[Extracted records]
++++++

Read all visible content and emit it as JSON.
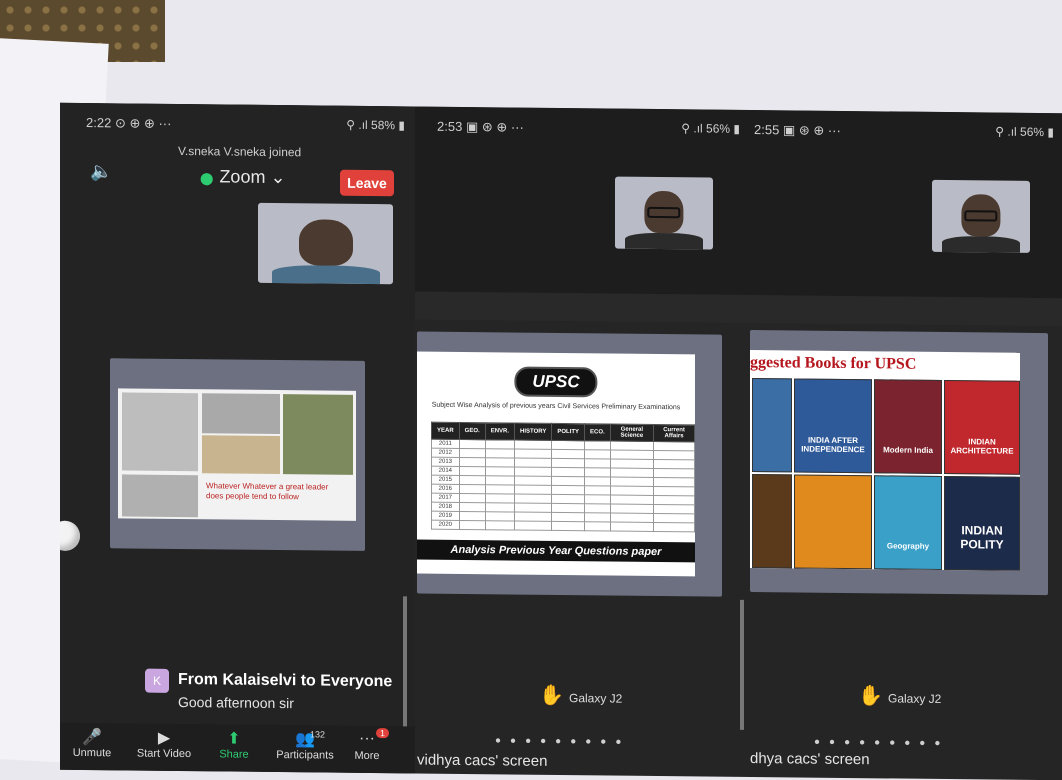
{
  "phone1": {
    "status_time": "2:22",
    "status_icons": "⊙ ⊕ ⊕ ···",
    "battery": "58%",
    "join_notice": "V.sneka V.sneka joined",
    "meeting_title": "Zoom",
    "leave_label": "Leave",
    "slide_quote": "Whatever Whatever a great leader does people tend to follow",
    "chat": {
      "avatar_letter": "K",
      "from": "From Kalaiselvi to Everyone",
      "message": "Good afternoon sir"
    },
    "toolbar": [
      {
        "icon": "mic-muted-icon",
        "glyph": "🎤",
        "label": "Unmute"
      },
      {
        "icon": "video-off-icon",
        "glyph": "▶",
        "label": "Start Video"
      },
      {
        "icon": "share-icon",
        "glyph": "⬆",
        "label": "Share"
      },
      {
        "icon": "participants-icon",
        "glyph": "👥",
        "label": "Participants",
        "count": "132"
      },
      {
        "icon": "more-icon",
        "glyph": "···",
        "label": "More",
        "badge": "1"
      }
    ]
  },
  "phone2": {
    "status_time": "2:53",
    "status_icons": "▣ ⊛ ⊕ ···",
    "battery": "56%",
    "slide": {
      "badge": "UPSC",
      "subtitle": "Subject Wise Analysis of previous years Civil Services Preliminary Examinations",
      "headers": [
        "YEAR",
        "GEO.",
        "ENVR.",
        "HISTORY",
        "POLITY",
        "ECO.",
        "General Science",
        "Current Affairs"
      ],
      "years": [
        "2011",
        "2012",
        "2013",
        "2014",
        "2015",
        "2016",
        "2017",
        "2018",
        "2019",
        "2020"
      ],
      "banner": "Analysis Previous Year Questions paper"
    },
    "device": "Galaxy J2",
    "screen_label": "vidhya cacs' screen"
  },
  "phone3": {
    "status_time": "2:55",
    "status_icons": "▣ ⊛ ⊕ ···",
    "battery": "56%",
    "slide": {
      "title": "ggested Books for UPSC",
      "books": [
        "",
        "INDIA AFTER INDEPENDENCE",
        "Modern India",
        "INDIAN ARCHITECTURE",
        "",
        "",
        "Geography",
        "INDIAN POLITY"
      ]
    },
    "device": "Galaxy J2",
    "screen_label": "dhya cacs' screen"
  },
  "colors": {
    "leave_red": "#e0413a",
    "share_green": "#2ecc71",
    "app_dark": "#232323",
    "book_title_red": "#b5151c"
  }
}
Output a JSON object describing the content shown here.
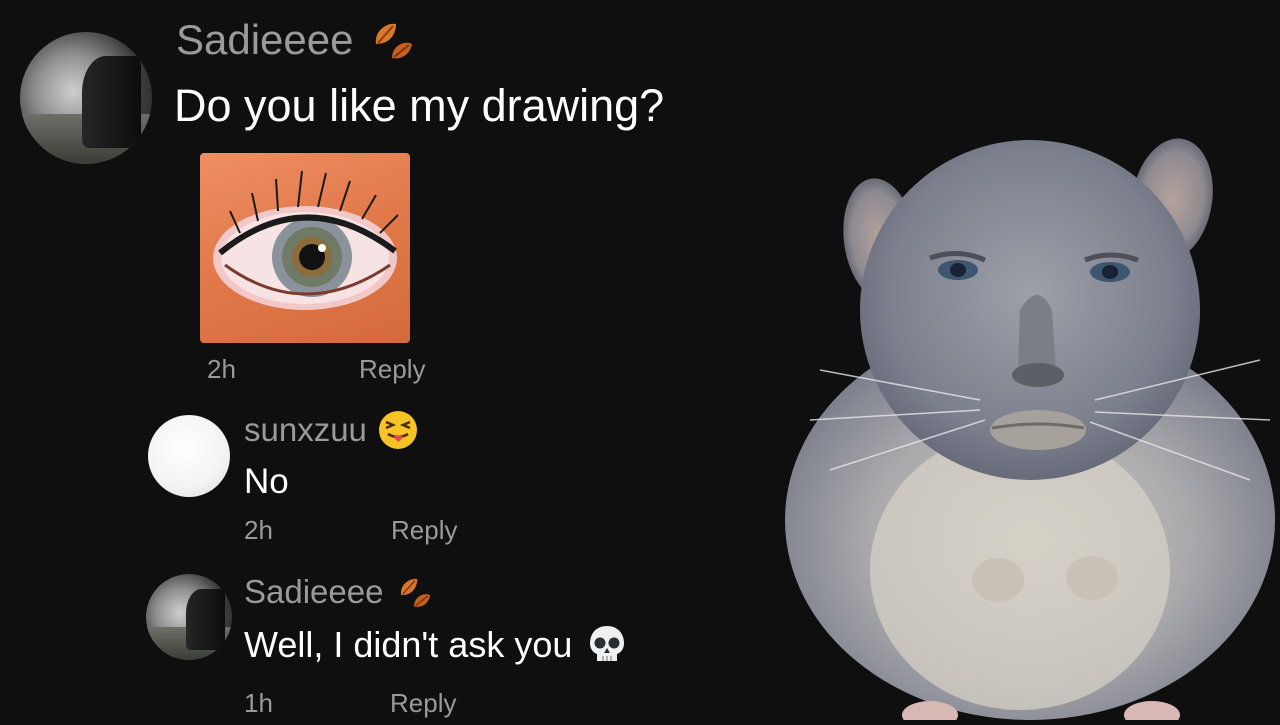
{
  "comments": [
    {
      "username": "Sadieeee",
      "badge_icon": "autumn-leaves-icon",
      "text": "Do you like my drawing?",
      "time": "2h",
      "reply_label": "Reply",
      "attachment": "eye-drawing-image"
    },
    {
      "username": "sunxzuu",
      "badge_icon": "squinting-tongue-face-emoji",
      "text": "No",
      "time": "2h",
      "reply_label": "Reply"
    },
    {
      "username": "Sadieeee",
      "badge_icon": "autumn-leaves-icon",
      "text": "Well, I didn't ask you",
      "text_emoji": "skull-emoji",
      "time": "1h",
      "reply_label": "Reply"
    }
  ],
  "decoration": {
    "right_image": "chinchilla-with-face-image"
  },
  "colors": {
    "background": "#0f0f10",
    "username": "#9a9a9a",
    "text": "#ffffff",
    "leaf": "#d9772b"
  }
}
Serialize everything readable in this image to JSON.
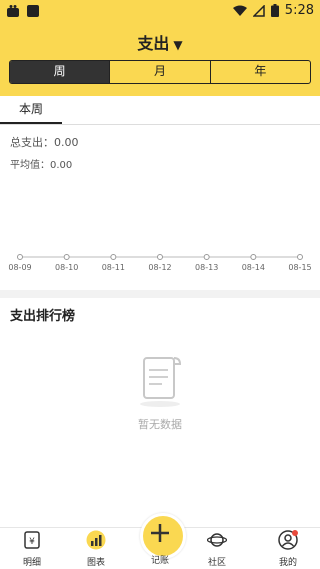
{
  "status_bar": {
    "time": "5:28"
  },
  "header": {
    "title": "支出",
    "dropdown_icon": "caret-down-icon"
  },
  "period_tabs": [
    "周",
    "月",
    "年"
  ],
  "subtab": "本周",
  "summary": {
    "total": "总支出：0.00",
    "average": "平均值：0.00"
  },
  "chart_data": {
    "type": "line",
    "x": [
      "08-09",
      "08-10",
      "08-11",
      "08-12",
      "08-13",
      "08-14",
      "08-15"
    ],
    "series": [
      {
        "values": [
          0,
          0,
          0,
          0,
          0,
          0,
          0
        ]
      }
    ]
  },
  "ranking": {
    "title": "支出排行榜",
    "empty_text": "暂无数据"
  },
  "nav": {
    "items": [
      "明细",
      "图表",
      "记账",
      "社区",
      "我的"
    ]
  },
  "colors": {
    "accent": "#fad851",
    "dark": "#333333",
    "badge": "#e84a3c"
  }
}
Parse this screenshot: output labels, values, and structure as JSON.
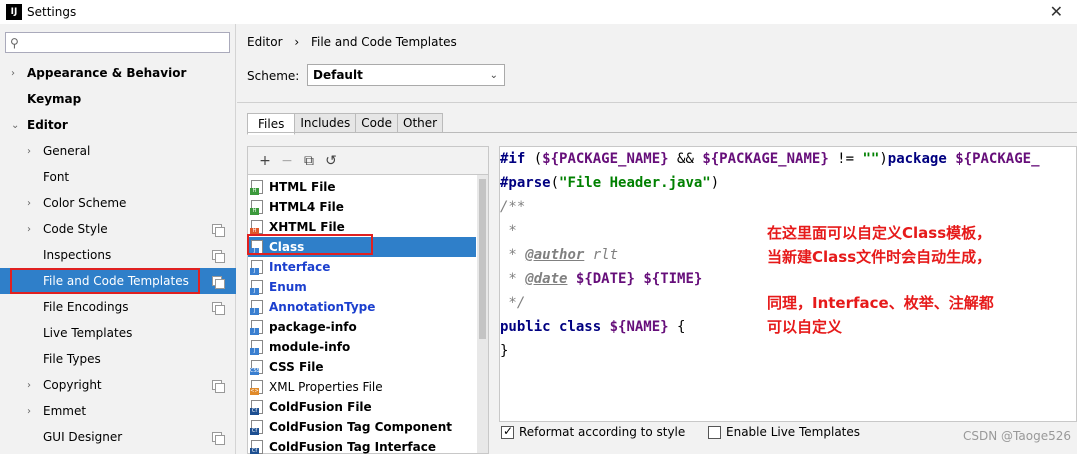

++++++

Given exercise:
Omit the pictures and output all of the other material exactly.

Finished task:
Read all visible content and emit it as JSON.
{
  "phone1": {
    "status_time": "2:22",
    "status_icons": "⊙ ⊕ ⊕ ···",
    "battery": "58%",
    "join_notice": "V.sneka V.sneka joined",
    "meeting_title": "Zoom",
    "leave_label": "Leave",
    "slide_quote": "Whatever Whatever a great leader does people tend to follow",
    "chat": {
      "avatar_letter": "K",
      "from": "From Kalaiselvi to Everyone",
      "message": "Good afternoon sir"
    },
    "toolbar": [
      {
        "icon": "mic-muted-icon",
        "glyph": "🎤",
        "label": "Unmute"
      },
      {
        "icon": "video-off-icon",
        "glyph": "▶",
        "label": "Start Video"
      },
      {
        "icon": "share-icon",
        "glyph": "⬆",
        "label": "Share"
      },
      {
        "icon": "participants-icon",
        "glyph": "👥",
        "label": "Participants",
        "count": "132"
      },
      {
        "icon": "more-icon",
        "glyph": "···",
        "label": "More",
        "badge": "1"
      }
    ]
  },
  "phone2": {
    "status_time": "2:53",
    "status_icons": "▣ ⊛ ⊕ ···",
    "battery": "56%",
    "slide": {
      "badge": "UPSC",
      "subtitle": "Subject Wise Analysis of previous years Civil Services Preliminary Examinations",
      "headers": [
        "YEAR",
        "GEO.",
        "ENVR.",
        "HISTORY",
        "POLITY",
        "ECO.",
        "General Science",
        "Current Affairs"
      ],
      "years": [
        "2011",
        "2012",
        "2013",
        "2014",
        "2015",
        "2016",
        "2017",
        "2018",
        "2019",
        "2020"
      ],
      "banner": "Analysis Previous Year Questions paper"
    },
    "device": "Galaxy J2",
    "screen_label": "vidhya cacs' screen"
  },
  "phone3": {
    "status_time": "2:55",
    "status_icons": "▣ ⊛ ⊕ ···",
    "battery": "56%",
    "slide": {
      "title": "ggested Books for UPSC",
      "books": [
        "",
        "INDIA AFTER INDEPENDENCE",
        "Modern India",
        "INDIAN ARCHITECTURE",
        "",
        "",
        "Geography",
        "INDIAN POLITY"
      ]
    },
    "device": "Galaxy J2",
    "screen_label": "dhya cacs' screen"
  },
  "colors": {
    "leave_red": "#e0413a",
    "share_green": "#2ecc71",
    "app_dark": "#232323",
    "book_title_red": "#b5151c"
  }
}
Output a JSON object describing the content shown here.
{
  "comments": [
    {
      "username": "Sadieeee",
      "badge_icon": "autumn-leaves-icon",
      "text": "Do you like my drawing?",
      "time": "2h",
      "reply_label": "Reply",
      "attachment": "eye-drawing-image"
    },
    {
      "username": "sunxzuu",
      "badge_icon": "squinting-tongue-face-emoji",
      "text": "No",
      "time": "2h",
      "reply_label": "Reply"
    },
    {
      "username": "Sadieeee",
      "badge_icon": "autumn-leaves-icon",
      "text": "Well, I didn't ask you",
      "text_emoji": "skull-emoji",
      "time": "1h",
      "reply_label": "Reply"
    }
  ],
  "decoration": {
    "right_image": "chinchilla-with-face-image"
  },
  "colors": {
    "background": "#0f0f10",
    "username": "#9a9a9a",
    "text": "#ffffff",
    "leaf": "#d9772b"
  }
}
Serialize everything readable in this image to JSON.
{
  "status_bar": {
    "time": "5:28"
  },
  "header": {
    "title": "支出",
    "dropdown_icon": "caret-down-icon"
  },
  "period_tabs": [
    "周",
    "月",
    "年"
  ],
  "subtab": "本周",
  "summary": {
    "total": "总支出：0.00",
    "average": "平均值：0.00"
  },
  "chart_data": {
    "type": "line",
    "x": [
      "08-09",
      "08-10",
      "08-11",
      "08-12",
      "08-13",
      "08-14",
      "08-15"
    ],
    "series": [
      {
        "values": [
          0,
          0,
          0,
          0,
          0,
          0,
          0
        ]
      }
    ]
  },
  "ranking": {
    "title": "支出排行榜",
    "empty_text": "暂无数据"
  },
  "nav": {
    "items": [
      "明细",
      "图表",
      "记账",
      "社区",
      "我的"
    ]
  },
  "colors": {
    "accent": "#fad851",
    "dark": "#333333",
    "badge": "#e84a3c"
  }
}
Parse this screenshot: output labels, values, and structure as JSON.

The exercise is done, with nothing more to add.